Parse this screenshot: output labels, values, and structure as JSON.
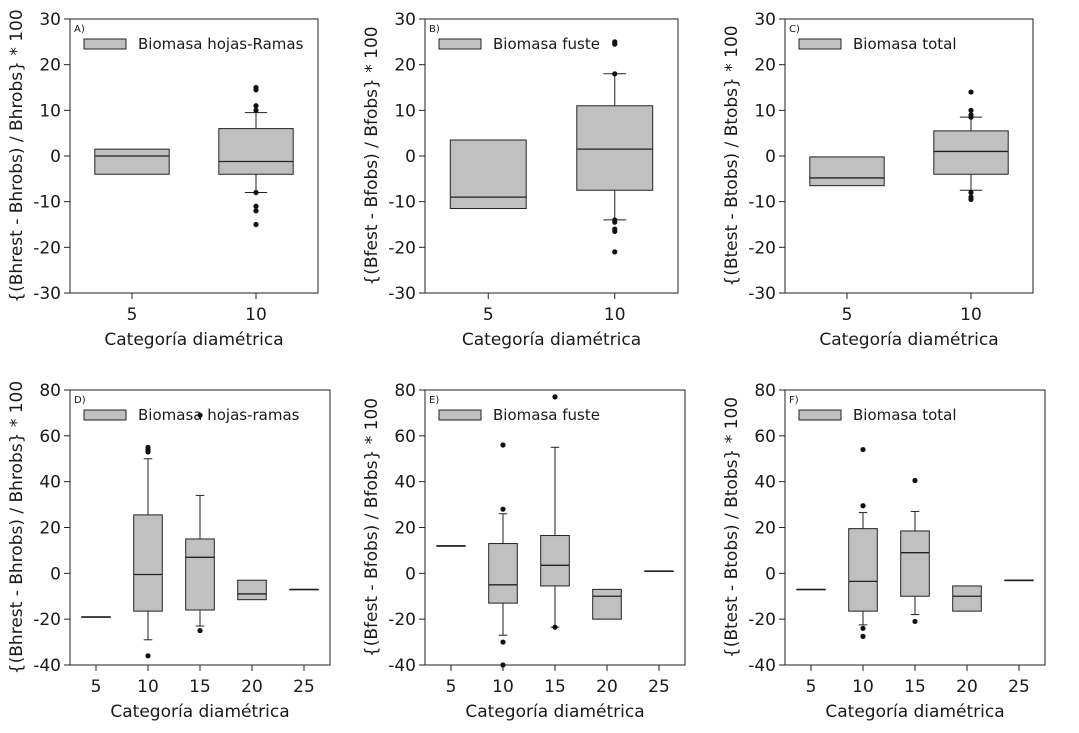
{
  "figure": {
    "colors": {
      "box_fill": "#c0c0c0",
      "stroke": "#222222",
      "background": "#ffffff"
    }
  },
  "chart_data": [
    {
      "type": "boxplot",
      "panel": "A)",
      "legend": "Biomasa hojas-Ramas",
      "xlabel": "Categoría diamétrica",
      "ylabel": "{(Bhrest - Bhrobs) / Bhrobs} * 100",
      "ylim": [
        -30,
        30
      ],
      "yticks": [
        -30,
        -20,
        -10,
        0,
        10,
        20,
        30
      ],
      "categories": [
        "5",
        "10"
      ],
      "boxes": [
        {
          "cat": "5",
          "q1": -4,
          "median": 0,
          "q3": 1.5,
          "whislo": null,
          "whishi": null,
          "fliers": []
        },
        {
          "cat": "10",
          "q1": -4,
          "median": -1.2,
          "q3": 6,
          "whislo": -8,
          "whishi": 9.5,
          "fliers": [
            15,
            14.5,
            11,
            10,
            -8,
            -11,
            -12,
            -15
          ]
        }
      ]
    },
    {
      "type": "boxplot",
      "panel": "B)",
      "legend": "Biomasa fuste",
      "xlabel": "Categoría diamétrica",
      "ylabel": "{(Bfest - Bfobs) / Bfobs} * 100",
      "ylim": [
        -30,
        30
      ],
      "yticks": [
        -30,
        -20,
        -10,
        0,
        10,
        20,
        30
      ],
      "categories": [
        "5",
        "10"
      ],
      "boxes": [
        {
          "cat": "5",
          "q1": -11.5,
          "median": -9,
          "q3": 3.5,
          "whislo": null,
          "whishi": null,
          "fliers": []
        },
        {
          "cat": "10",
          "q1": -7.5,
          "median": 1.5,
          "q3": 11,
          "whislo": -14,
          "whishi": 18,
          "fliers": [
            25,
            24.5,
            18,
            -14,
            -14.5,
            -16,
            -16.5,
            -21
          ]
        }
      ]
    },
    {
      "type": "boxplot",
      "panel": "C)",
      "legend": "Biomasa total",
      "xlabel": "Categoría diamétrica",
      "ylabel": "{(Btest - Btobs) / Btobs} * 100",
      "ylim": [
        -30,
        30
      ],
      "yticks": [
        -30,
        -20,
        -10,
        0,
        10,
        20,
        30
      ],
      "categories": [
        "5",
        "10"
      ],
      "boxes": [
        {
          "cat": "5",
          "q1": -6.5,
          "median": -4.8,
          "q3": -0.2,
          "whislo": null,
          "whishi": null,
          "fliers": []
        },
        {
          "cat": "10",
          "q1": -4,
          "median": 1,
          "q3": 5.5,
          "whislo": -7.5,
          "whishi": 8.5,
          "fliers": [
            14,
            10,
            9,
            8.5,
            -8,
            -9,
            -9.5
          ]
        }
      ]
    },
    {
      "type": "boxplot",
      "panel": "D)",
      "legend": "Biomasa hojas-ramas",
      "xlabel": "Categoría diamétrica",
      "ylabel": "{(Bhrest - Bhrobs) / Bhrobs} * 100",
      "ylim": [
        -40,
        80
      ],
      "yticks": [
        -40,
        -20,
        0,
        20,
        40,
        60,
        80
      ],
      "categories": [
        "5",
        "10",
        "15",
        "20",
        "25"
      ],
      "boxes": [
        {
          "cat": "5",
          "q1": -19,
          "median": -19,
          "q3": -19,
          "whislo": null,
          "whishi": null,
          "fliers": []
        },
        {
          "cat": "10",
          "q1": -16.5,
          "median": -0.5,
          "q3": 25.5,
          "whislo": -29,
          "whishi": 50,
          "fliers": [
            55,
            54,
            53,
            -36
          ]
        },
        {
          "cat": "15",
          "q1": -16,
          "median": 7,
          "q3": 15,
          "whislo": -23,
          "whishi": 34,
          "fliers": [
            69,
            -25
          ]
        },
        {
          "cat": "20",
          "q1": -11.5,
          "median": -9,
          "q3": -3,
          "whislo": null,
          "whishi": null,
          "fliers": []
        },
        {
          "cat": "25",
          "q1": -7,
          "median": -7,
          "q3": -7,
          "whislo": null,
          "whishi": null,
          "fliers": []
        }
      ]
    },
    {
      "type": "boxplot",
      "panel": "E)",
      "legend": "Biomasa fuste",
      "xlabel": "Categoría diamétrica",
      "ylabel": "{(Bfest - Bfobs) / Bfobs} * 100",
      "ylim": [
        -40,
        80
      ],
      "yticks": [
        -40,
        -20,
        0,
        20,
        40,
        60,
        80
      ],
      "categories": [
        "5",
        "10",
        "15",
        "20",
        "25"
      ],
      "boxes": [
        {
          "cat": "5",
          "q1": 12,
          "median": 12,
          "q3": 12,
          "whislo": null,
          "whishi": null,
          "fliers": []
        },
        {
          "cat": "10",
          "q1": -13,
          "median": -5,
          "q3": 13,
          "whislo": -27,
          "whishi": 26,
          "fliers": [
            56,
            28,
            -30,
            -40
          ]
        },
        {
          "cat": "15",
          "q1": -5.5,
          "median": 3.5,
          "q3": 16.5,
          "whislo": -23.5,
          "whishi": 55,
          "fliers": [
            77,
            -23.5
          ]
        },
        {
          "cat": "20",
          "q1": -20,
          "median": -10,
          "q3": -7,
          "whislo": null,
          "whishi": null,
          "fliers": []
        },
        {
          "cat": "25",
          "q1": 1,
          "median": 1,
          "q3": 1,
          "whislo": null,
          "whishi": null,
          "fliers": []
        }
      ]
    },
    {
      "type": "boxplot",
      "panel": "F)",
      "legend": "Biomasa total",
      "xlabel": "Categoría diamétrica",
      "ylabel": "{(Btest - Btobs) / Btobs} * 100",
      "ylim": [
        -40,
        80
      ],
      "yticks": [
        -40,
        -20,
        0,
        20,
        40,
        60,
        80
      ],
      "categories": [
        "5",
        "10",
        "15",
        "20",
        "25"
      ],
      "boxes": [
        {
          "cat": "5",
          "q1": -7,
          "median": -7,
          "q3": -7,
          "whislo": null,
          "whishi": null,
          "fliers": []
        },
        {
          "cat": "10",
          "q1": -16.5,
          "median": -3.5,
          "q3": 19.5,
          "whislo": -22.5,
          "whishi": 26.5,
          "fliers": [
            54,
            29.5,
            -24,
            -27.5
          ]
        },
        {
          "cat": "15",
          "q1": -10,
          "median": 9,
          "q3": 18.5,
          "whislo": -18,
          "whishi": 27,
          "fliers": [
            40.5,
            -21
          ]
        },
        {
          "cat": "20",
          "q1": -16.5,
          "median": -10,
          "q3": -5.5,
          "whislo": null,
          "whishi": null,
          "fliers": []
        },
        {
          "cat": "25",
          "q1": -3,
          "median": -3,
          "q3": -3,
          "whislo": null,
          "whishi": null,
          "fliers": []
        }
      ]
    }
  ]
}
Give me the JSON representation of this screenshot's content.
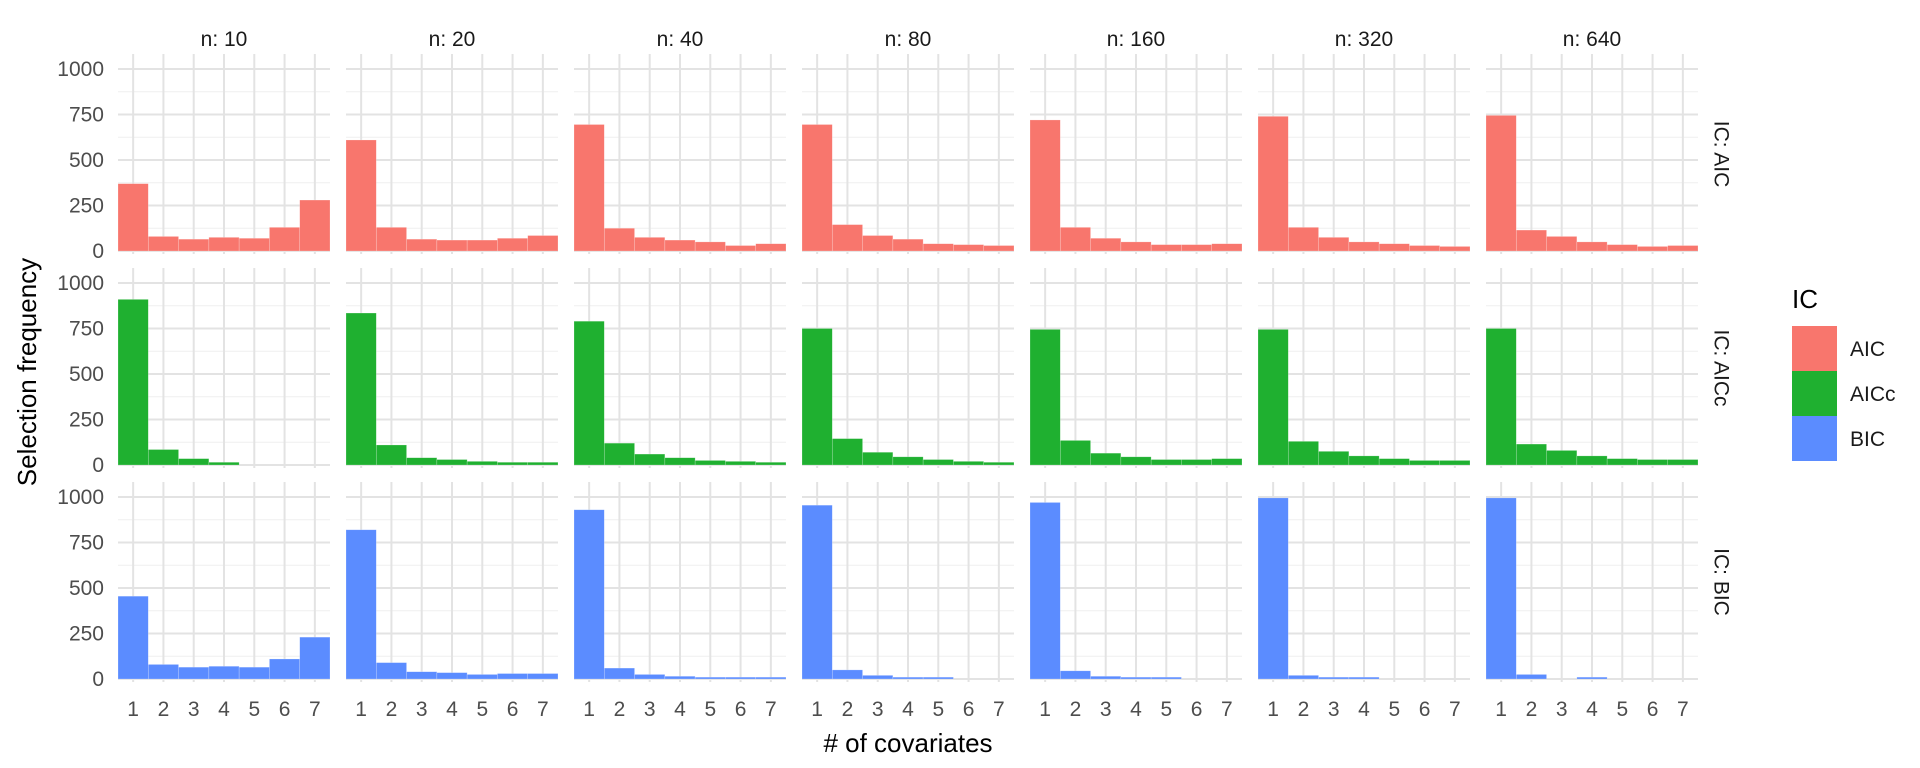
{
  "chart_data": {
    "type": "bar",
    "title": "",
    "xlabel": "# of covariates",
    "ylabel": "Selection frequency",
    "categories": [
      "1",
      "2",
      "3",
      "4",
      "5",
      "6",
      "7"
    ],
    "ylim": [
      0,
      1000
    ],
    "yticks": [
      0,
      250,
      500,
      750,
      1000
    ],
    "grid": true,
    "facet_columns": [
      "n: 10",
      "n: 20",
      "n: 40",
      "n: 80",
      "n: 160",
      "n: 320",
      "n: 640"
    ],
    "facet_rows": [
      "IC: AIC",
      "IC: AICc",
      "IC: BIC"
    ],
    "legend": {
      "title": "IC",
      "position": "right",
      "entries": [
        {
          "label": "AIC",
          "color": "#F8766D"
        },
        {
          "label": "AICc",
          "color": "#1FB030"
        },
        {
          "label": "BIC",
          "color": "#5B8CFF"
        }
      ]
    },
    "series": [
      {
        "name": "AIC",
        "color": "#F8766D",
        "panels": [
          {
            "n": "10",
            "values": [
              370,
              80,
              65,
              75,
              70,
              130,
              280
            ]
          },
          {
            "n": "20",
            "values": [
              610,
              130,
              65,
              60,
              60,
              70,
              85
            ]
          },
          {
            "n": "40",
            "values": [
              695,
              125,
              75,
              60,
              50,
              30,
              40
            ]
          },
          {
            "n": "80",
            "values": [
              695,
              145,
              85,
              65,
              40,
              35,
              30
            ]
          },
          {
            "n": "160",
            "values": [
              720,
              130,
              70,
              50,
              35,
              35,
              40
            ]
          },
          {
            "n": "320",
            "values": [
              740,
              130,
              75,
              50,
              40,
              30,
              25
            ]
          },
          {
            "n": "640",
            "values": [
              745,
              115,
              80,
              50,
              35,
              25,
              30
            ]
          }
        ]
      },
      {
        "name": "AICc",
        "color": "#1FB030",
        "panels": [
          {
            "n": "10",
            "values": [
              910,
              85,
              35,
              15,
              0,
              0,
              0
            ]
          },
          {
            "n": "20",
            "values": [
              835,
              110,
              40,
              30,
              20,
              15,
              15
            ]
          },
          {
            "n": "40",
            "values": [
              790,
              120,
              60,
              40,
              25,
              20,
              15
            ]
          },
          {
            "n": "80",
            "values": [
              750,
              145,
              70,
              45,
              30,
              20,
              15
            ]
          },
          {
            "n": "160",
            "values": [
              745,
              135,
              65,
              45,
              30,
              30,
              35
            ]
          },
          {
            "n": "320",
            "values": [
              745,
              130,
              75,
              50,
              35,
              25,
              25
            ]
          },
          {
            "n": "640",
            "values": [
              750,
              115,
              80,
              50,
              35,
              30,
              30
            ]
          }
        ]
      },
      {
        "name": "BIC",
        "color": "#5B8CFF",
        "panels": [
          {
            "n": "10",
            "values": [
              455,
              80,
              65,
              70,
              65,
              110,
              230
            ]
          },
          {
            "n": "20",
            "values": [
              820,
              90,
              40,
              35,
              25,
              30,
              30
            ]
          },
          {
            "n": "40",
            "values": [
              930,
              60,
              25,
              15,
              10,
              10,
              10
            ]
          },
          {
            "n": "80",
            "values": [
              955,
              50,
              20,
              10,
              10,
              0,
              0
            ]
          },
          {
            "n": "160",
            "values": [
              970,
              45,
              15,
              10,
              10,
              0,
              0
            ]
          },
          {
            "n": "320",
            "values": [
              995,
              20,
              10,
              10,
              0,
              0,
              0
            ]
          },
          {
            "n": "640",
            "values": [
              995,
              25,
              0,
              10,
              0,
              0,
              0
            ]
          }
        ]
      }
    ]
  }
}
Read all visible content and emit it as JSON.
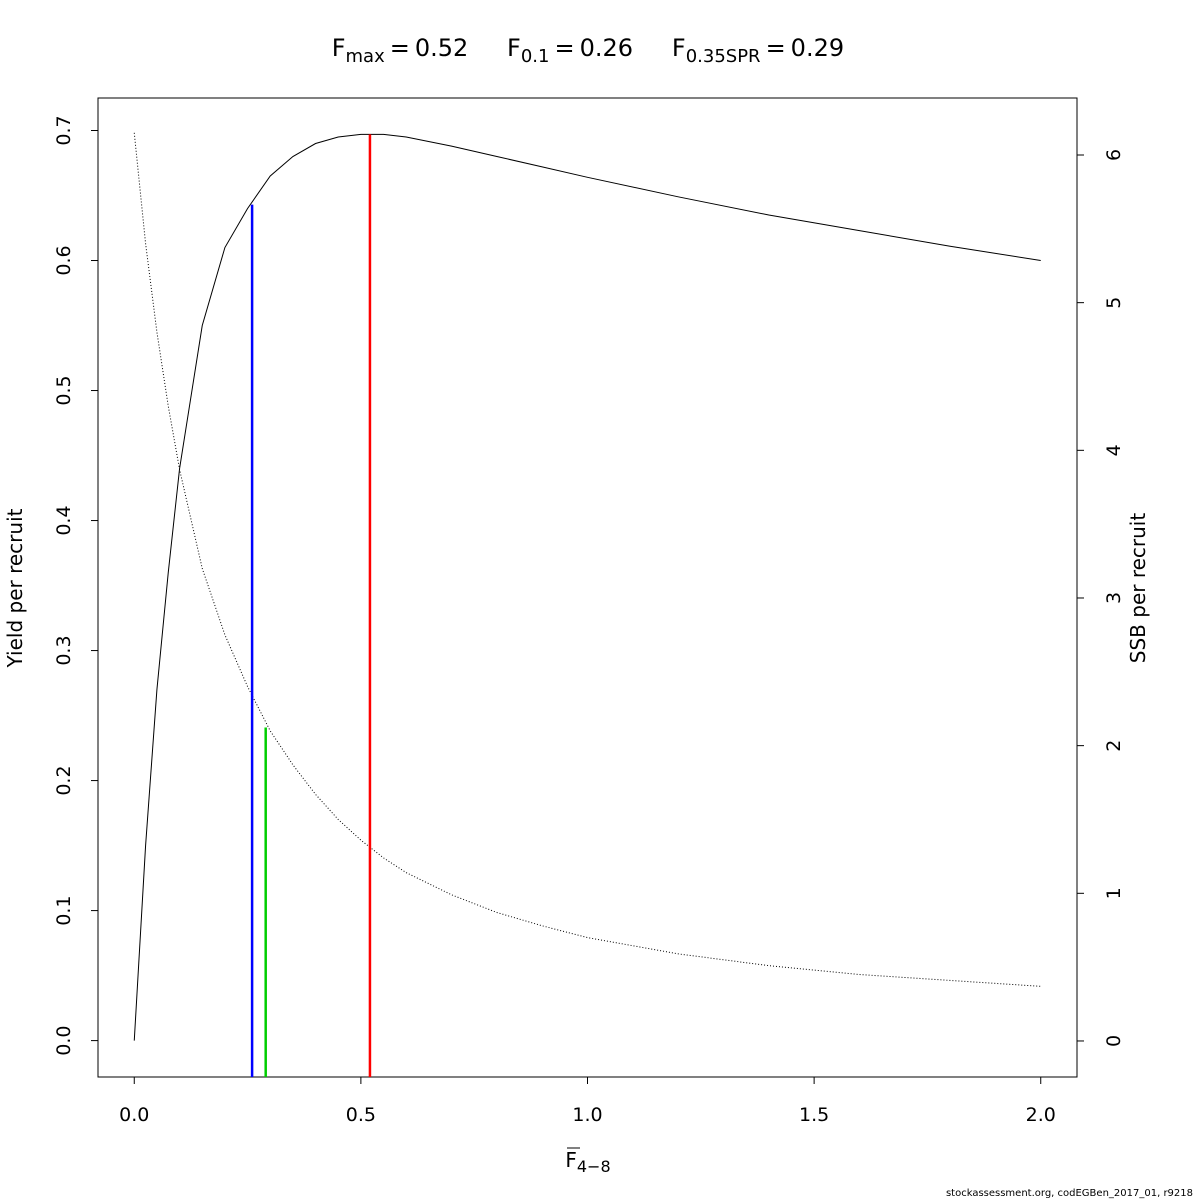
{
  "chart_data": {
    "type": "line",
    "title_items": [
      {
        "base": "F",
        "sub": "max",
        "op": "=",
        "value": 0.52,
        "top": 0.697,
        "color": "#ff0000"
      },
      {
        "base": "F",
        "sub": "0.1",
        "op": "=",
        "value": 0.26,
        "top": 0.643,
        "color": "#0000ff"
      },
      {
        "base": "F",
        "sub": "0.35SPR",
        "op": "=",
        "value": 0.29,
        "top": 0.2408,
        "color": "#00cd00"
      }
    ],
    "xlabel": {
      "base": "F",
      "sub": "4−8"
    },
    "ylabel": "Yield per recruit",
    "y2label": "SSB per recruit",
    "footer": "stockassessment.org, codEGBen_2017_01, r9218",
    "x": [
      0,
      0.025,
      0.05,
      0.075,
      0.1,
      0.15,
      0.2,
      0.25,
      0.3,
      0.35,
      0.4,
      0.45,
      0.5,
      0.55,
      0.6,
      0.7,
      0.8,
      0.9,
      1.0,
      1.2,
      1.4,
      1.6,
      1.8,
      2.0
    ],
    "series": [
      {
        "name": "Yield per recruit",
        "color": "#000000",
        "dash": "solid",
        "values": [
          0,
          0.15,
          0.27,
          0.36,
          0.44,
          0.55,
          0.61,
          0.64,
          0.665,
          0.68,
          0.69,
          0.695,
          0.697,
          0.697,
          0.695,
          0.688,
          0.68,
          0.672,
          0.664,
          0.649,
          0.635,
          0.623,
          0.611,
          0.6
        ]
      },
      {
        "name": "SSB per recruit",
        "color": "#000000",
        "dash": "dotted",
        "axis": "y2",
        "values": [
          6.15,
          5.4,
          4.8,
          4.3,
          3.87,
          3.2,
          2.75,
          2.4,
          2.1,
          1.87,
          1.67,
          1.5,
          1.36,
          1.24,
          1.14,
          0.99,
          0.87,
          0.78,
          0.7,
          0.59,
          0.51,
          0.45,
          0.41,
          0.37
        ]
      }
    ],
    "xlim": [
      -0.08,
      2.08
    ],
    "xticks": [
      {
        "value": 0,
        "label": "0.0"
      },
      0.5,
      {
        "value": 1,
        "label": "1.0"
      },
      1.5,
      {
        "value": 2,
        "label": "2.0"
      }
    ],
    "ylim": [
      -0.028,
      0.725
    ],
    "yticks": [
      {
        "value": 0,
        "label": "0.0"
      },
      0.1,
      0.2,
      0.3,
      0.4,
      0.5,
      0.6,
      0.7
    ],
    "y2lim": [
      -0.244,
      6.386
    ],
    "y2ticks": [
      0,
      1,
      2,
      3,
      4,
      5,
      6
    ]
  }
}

☆ ☆ ☆ ☆

**CHALLENGE**. Identify each line in the records above that contains the word "Yield", and copy it out in full.

**COMPLETED TASK**.
    "ylabel": "Yield per recruit",
        "name": "Yield per recruit",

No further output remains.